## Exercise details
Repeat the full listing below verbatim and keep the images out.

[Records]
★ ★ ★ ★ ★

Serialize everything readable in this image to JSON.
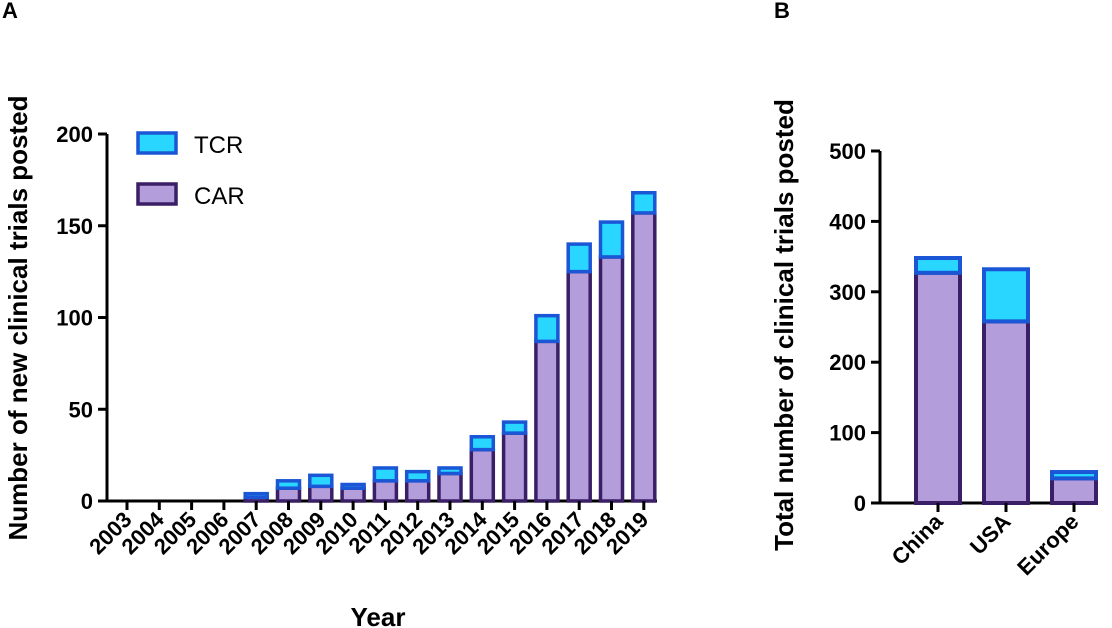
{
  "chart_data": [
    {
      "type": "bar",
      "stacked": true,
      "panel_label": "A",
      "title": "",
      "xlabel": "Year",
      "ylabel": "Number of new clinical trials posted",
      "ylim": [
        0,
        200
      ],
      "yticks": [
        "0",
        "50",
        "100",
        "150",
        "200"
      ],
      "categories": [
        "2003",
        "2004",
        "2005",
        "2006",
        "2007",
        "2008",
        "2009",
        "2010",
        "2011",
        "2012",
        "2013",
        "2014",
        "2015",
        "2016",
        "2017",
        "2018",
        "2019"
      ],
      "series": [
        {
          "name": "CAR",
          "color": "#b39ddb",
          "edge": "#3a1f66",
          "values": [
            0,
            0,
            0,
            0,
            2,
            7,
            8,
            7,
            11,
            11,
            15,
            28,
            37,
            87,
            125,
            133,
            157
          ]
        },
        {
          "name": "TCR",
          "color": "#29d6ff",
          "edge": "#1a56d6",
          "values": [
            0,
            0,
            0,
            0,
            2,
            4,
            6,
            2,
            7,
            5,
            3,
            7,
            6,
            14,
            15,
            19,
            11
          ]
        }
      ],
      "legend": {
        "position": "top-left",
        "entries": [
          "TCR",
          "CAR"
        ]
      }
    },
    {
      "type": "bar",
      "stacked": true,
      "panel_label": "B",
      "title": "",
      "xlabel": "",
      "ylabel": "Total number of clinical trials posted",
      "ylim": [
        0,
        500
      ],
      "yticks": [
        "0",
        "100",
        "200",
        "300",
        "400",
        "500"
      ],
      "categories": [
        "China",
        "USA",
        "Europe"
      ],
      "series": [
        {
          "name": "CAR",
          "color": "#b39ddb",
          "edge": "#3a1f66",
          "values": [
            327,
            258,
            35
          ]
        },
        {
          "name": "TCR",
          "color": "#29d6ff",
          "edge": "#1a56d6",
          "values": [
            21,
            74,
            9
          ]
        }
      ]
    }
  ]
}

★ ★ ★ ★ ★

## Answer to this task
Serialize everything readable in this image to JSON.
{
  "chart_data": [
    {
      "type": "bar",
      "stacked": true,
      "panel_label": "A",
      "title": "",
      "xlabel": "Year",
      "ylabel": "Number of new clinical trials posted",
      "ylim": [
        0,
        200
      ],
      "yticks": [
        "0",
        "50",
        "100",
        "150",
        "200"
      ],
      "categories": [
        "2003",
        "2004",
        "2005",
        "2006",
        "2007",
        "2008",
        "2009",
        "2010",
        "2011",
        "2012",
        "2013",
        "2014",
        "2015",
        "2016",
        "2017",
        "2018",
        "2019"
      ],
      "series": [
        {
          "name": "CAR",
          "color": "#b39ddb",
          "edge": "#3a1f66",
          "values": [
            0,
            0,
            0,
            0,
            2,
            7,
            8,
            7,
            11,
            11,
            15,
            28,
            37,
            87,
            125,
            133,
            157
          ]
        },
        {
          "name": "TCR",
          "color": "#29d6ff",
          "edge": "#1a56d6",
          "values": [
            0,
            0,
            0,
            0,
            2,
            4,
            6,
            2,
            7,
            5,
            3,
            7,
            6,
            14,
            15,
            19,
            11
          ]
        }
      ],
      "legend": {
        "position": "top-left",
        "entries": [
          "TCR",
          "CAR"
        ]
      }
    },
    {
      "type": "bar",
      "stacked": true,
      "panel_label": "B",
      "title": "",
      "xlabel": "",
      "ylabel": "Total number of clinical trials posted",
      "ylim": [
        0,
        500
      ],
      "yticks": [
        "0",
        "100",
        "200",
        "300",
        "400",
        "500"
      ],
      "categories": [
        "China",
        "USA",
        "Europe"
      ],
      "series": [
        {
          "name": "CAR",
          "color": "#b39ddb",
          "edge": "#3a1f66",
          "values": [
            327,
            258,
            35
          ]
        },
        {
          "name": "TCR",
          "color": "#29d6ff",
          "edge": "#1a56d6",
          "values": [
            21,
            74,
            9
          ]
        }
      ]
    }
  ]
}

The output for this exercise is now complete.